Worried about the future....

I feel sorry for school administrators and anyone who tries to run an athletic program for youths. On the one hand they have the super competitive parents who insist that there must be winners or losers and there must be class rankings. On the other hand they have the parents who are complaining that their little snowflakes' feelings were hurt because they were on the losing team or weren't tops in their class.

Either way, everyone seems to think that it is all about them and what they want -- that is what really worries me....
 
Winning and losing should be taught while playing on a team. In a gym class the hope is that the students learn about physical fitness and learn to enjoy doing something active. Too much competition can take away a kid's joy in doing some of these physical activities.

Gym for us growing up was a combination of team sports (where scores do matter) and fitness activities (where you compete against yourself).

No one is saying gym should be 100% team based but it shouldn't be 0% and teams keep score, at least they should.
 
I feel sorry for school administrators and anyone who tries to run an athletic program for youths. On the one hand they have the super competitive parents who insist that there must be winners or losers and there must be class rankings. On the other hand they have the parents who are complaining that their little snowflakes' feelings were hurt because they were on the losing team or weren't tops in their class.

□ □ □ □ □ □ □

Assignment 1 →
List every demand or complaint that the text about competition in youth sports attributes to parents.
Assignment 2 →
Carry on the piece about competition in youth sports and gym class, picking up after its final sentence.

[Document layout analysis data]
□ □ □ □ □ □ □

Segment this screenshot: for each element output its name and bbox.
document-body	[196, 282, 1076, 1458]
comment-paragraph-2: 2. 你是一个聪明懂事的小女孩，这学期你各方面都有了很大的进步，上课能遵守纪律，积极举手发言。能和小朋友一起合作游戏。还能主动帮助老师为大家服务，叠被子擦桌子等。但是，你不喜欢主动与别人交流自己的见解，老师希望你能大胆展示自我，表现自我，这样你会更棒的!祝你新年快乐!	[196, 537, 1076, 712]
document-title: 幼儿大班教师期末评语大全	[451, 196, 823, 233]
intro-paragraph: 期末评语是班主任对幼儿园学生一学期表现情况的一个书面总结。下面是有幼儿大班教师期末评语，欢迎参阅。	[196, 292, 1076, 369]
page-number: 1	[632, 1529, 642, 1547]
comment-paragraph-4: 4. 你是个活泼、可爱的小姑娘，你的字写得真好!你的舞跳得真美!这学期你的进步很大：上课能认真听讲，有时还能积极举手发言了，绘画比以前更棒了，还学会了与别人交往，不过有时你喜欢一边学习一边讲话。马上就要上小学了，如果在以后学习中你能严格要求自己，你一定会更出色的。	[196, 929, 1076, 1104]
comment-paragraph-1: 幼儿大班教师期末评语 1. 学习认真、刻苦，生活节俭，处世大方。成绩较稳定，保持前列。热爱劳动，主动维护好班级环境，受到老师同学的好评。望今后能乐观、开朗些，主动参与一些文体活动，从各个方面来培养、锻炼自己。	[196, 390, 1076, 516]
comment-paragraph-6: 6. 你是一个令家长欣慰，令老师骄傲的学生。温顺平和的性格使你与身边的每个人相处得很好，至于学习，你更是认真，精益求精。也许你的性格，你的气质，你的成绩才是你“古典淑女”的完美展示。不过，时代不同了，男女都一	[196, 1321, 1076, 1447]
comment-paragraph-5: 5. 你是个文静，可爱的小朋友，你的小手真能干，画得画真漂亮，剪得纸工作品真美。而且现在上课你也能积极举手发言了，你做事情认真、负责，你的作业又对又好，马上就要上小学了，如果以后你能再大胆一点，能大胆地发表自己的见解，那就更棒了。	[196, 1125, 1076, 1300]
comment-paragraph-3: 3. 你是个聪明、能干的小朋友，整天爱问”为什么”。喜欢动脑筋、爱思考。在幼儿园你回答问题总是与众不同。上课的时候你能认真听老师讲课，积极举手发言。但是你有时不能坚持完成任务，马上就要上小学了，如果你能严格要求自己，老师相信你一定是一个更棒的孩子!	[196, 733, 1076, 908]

□ □ □ □ □ □ □

Task response 1 →
- There must be winners or losers.
- There must be class rankings.
- Their children's feelings were hurt because they were on the losing team.
- Their children's feelings were hurt because they weren't tops in their class.

Task response 2 →
Either way, everyone seems to think that it is all about them and what they want -- that is what really worries me....

I think they call that entitlement. It's actually what I wanted to title the thread, but it encompasses so many things I see going wrong. I limited this thread to kids and school, but what about this whole "My Super Sweet Sixteen", "Bridezillas", etc. We haven't even scratched the surface! We are definitely in for it!
 

I think they call that entitlement. It's actually what I wanted to title the thread, but it encompasses so many things I see going wrong. I limited this thread to kids and school, but what about this whole "My Super Sweet Sixteen", "Bridezillas", etc. We haven't even scratched the surface! We are definitely in for it!

Ok but really, do you know anyone that had anything close to a "super sweet sixteen"? Is that really a problem for the majority of the population? :confused3
 
I feel sorry for school administrators and anyone who tries to run an athletic program for youths. On the one hand they have the super competitive parents who insist that there must be winners or losers and there must be class rankings. On the other hand they have the parents who are complaining that their little snowflakes' feelings were hurt because they were on the losing team or weren't tops in their class.

Either way, everyone seems to think that it is all about them and what they want -- that is what really worries me....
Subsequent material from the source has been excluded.